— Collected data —
---*---

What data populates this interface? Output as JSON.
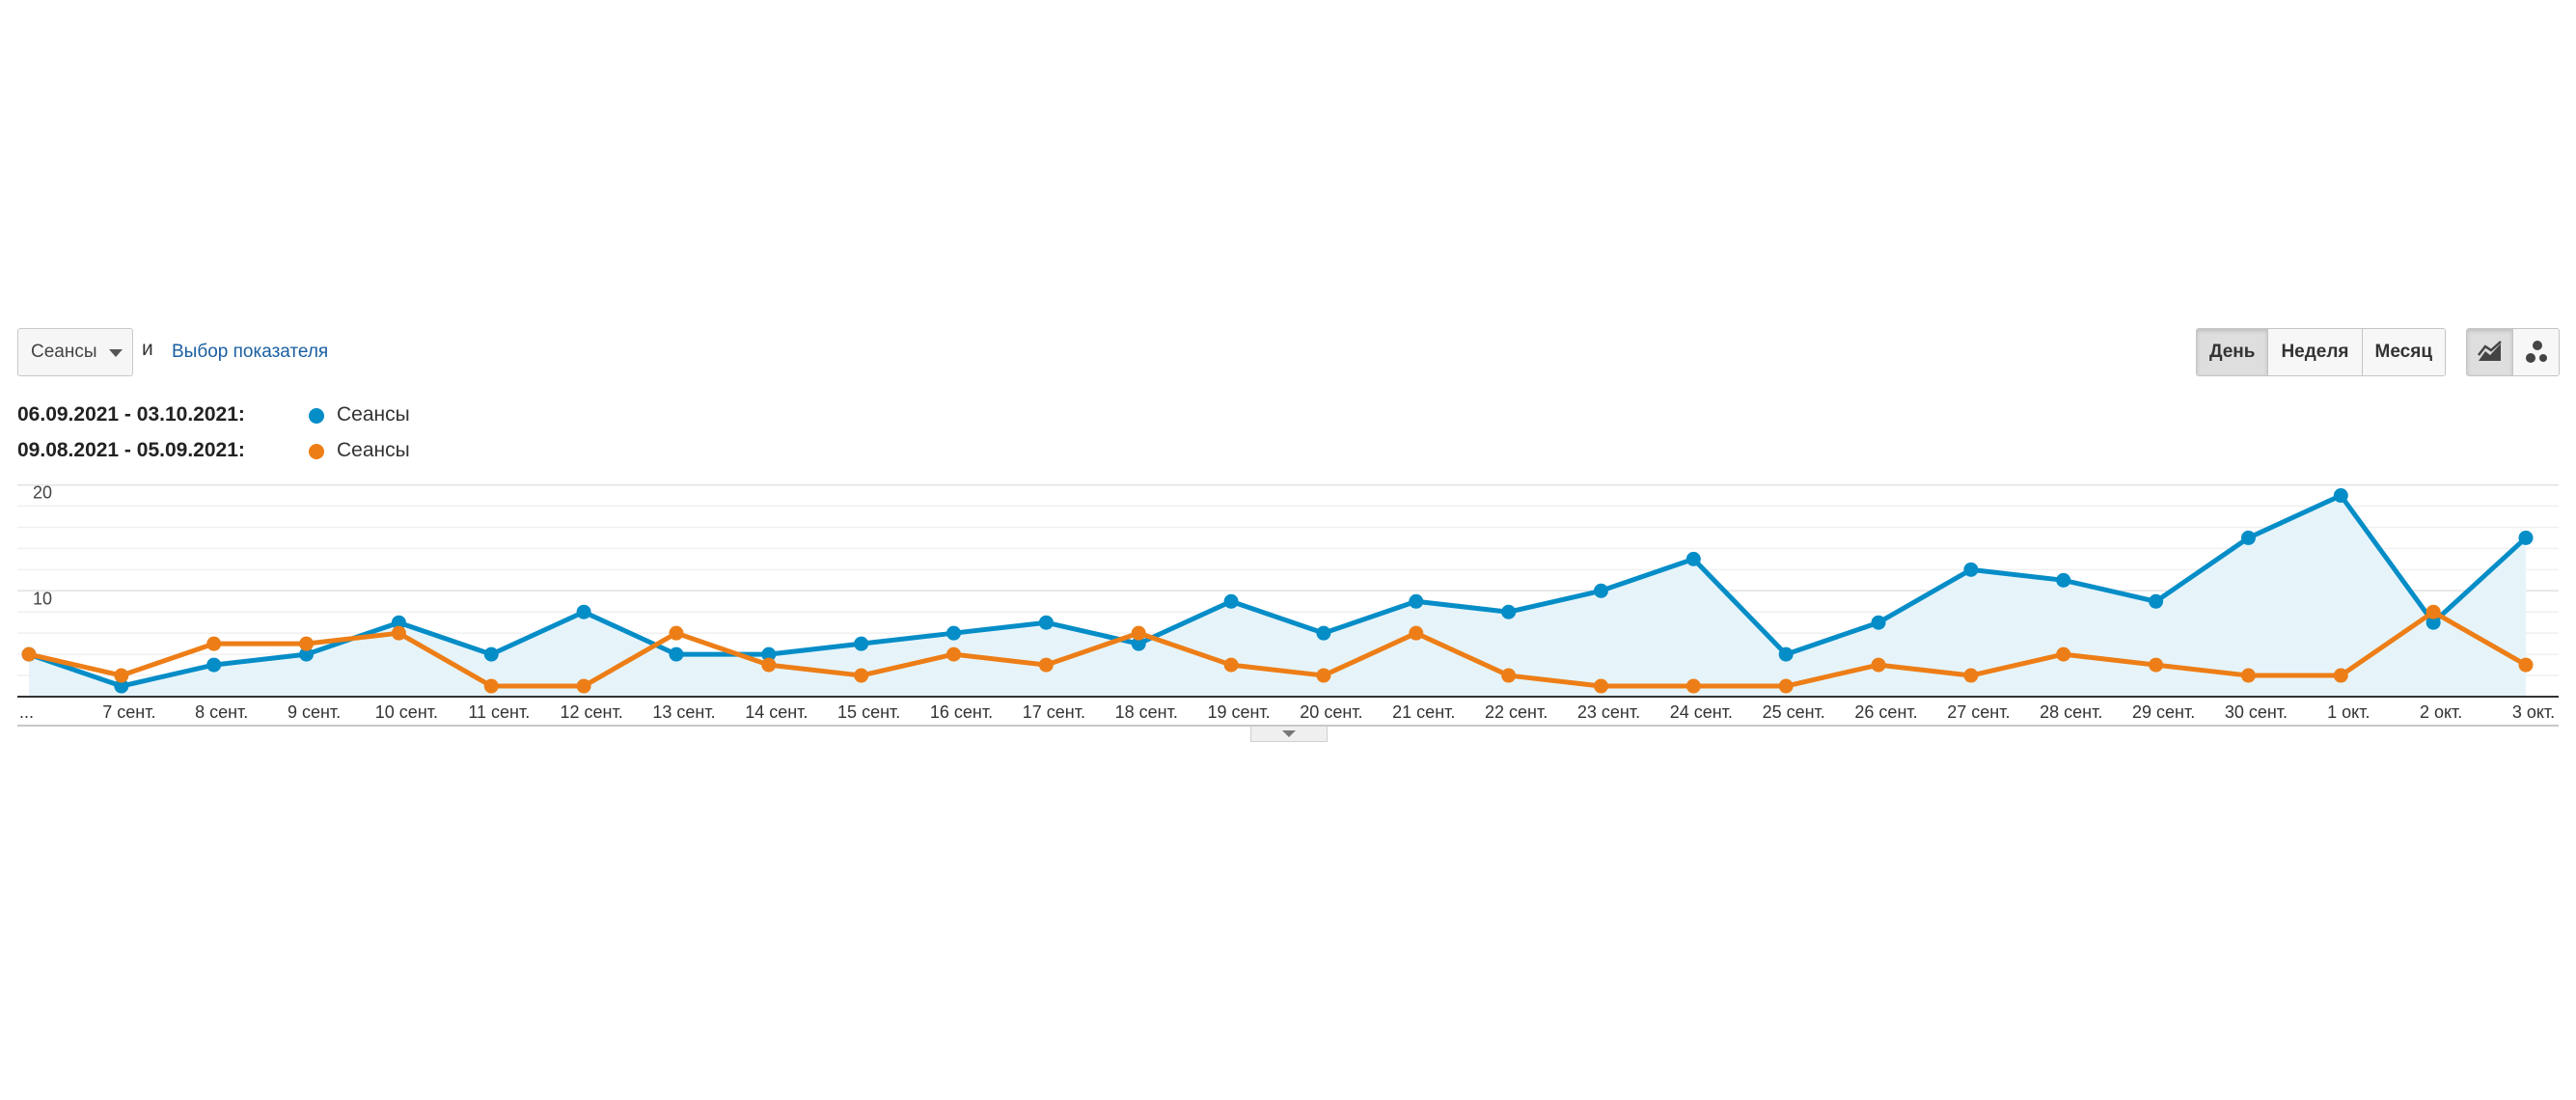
{
  "toolbar": {
    "metric_value": "Сеансы",
    "conjunction": "и",
    "pick_metric_label": "Выбор показателя",
    "periods": [
      "День",
      "Неделя",
      "Месяц"
    ],
    "active_period": "День",
    "view_icons": [
      "line-chart-icon",
      "motion-chart-icon"
    ]
  },
  "legend": [
    {
      "range": "06.09.2021 - 03.10.2021:",
      "name": "Сеансы",
      "color": "#058dc7"
    },
    {
      "range": "09.08.2021 - 05.09.2021:",
      "name": "Сеансы",
      "color": "#ed7e17"
    }
  ],
  "chart_data": {
    "type": "line",
    "title": "",
    "xlabel": "",
    "ylabel": "",
    "x": [
      "...",
      "7 сент.",
      "8 сент.",
      "9 сент.",
      "10 сент.",
      "11 сент.",
      "12 сент.",
      "13 сент.",
      "14 сент.",
      "15 сент.",
      "16 сент.",
      "17 сент.",
      "18 сент.",
      "19 сент.",
      "20 сент.",
      "21 сент.",
      "22 сент.",
      "23 сент.",
      "24 сент.",
      "25 сент.",
      "26 сент.",
      "27 сент.",
      "28 сент.",
      "29 сент.",
      "30 сент.",
      "1 окт.",
      "2 окт.",
      "3 окт."
    ],
    "yticks": [
      10,
      20
    ],
    "ylim": [
      0,
      20
    ],
    "grid": true,
    "series": [
      {
        "values": [
          4,
          1,
          3,
          4,
          7,
          4,
          8,
          4,
          4,
          5,
          6,
          7,
          5,
          9,
          6,
          9,
          8,
          10,
          13,
          4,
          7,
          12,
          11,
          9,
          15,
          19,
          7,
          15
        ],
        "color": "#058dc7",
        "fill": "#e6f4fa"
      },
      {
        "values": [
          4,
          2,
          5,
          5,
          6,
          1,
          1,
          6,
          3,
          2,
          4,
          3,
          6,
          3,
          2,
          6,
          2,
          1,
          1,
          1,
          3,
          2,
          4,
          3,
          2,
          2,
          8,
          3
        ],
        "color": "#ed7e17"
      }
    ]
  }
}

---*---

— EXERCISE GOAL —
Go through the listing above and write it all out exactly, leaving out any picture.

— THE COMPLETED TASK —
What data populates this interface? Output as JSON.
{
  "toolbar": {
    "metric_value": "Сеансы",
    "conjunction": "и",
    "pick_metric_label": "Выбор показателя",
    "periods": [
      "День",
      "Неделя",
      "Месяц"
    ],
    "active_period": "День",
    "view_icons": [
      "line-chart-icon",
      "motion-chart-icon"
    ]
  },
  "legend": [
    {
      "range": "06.09.2021 - 03.10.2021:",
      "name": "Сеансы",
      "color": "#058dc7"
    },
    {
      "range": "09.08.2021 - 05.09.2021:",
      "name": "Сеансы",
      "color": "#ed7e17"
    }
  ],
  "chart_data": {
    "type": "line",
    "title": "",
    "xlabel": "",
    "ylabel": "",
    "x": [
      "...",
      "7 сент.",
      "8 сент.",
      "9 сент.",
      "10 сент.",
      "11 сент.",
      "12 сент.",
      "13 сент.",
      "14 сент.",
      "15 сент.",
      "16 сент.",
      "17 сент.",
      "18 сент.",
      "19 сент.",
      "20 сент.",
      "21 сент.",
      "22 сент.",
      "23 сент.",
      "24 сент.",
      "25 сент.",
      "26 сент.",
      "27 сент.",
      "28 сент.",
      "29 сент.",
      "30 сент.",
      "1 окт.",
      "2 окт.",
      "3 окт."
    ],
    "yticks": [
      10,
      20
    ],
    "ylim": [
      0,
      20
    ],
    "grid": true,
    "series": [
      {
        "values": [
          4,
          1,
          3,
          4,
          7,
          4,
          8,
          4,
          4,
          5,
          6,
          7,
          5,
          9,
          6,
          9,
          8,
          10,
          13,
          4,
          7,
          12,
          11,
          9,
          15,
          19,
          7,
          15
        ],
        "color": "#058dc7",
        "fill": "#e6f4fa"
      },
      {
        "values": [
          4,
          2,
          5,
          5,
          6,
          1,
          1,
          6,
          3,
          2,
          4,
          3,
          6,
          3,
          2,
          6,
          2,
          1,
          1,
          1,
          3,
          2,
          4,
          3,
          2,
          2,
          8,
          3
        ],
        "color": "#ed7e17"
      }
    ]
  }
}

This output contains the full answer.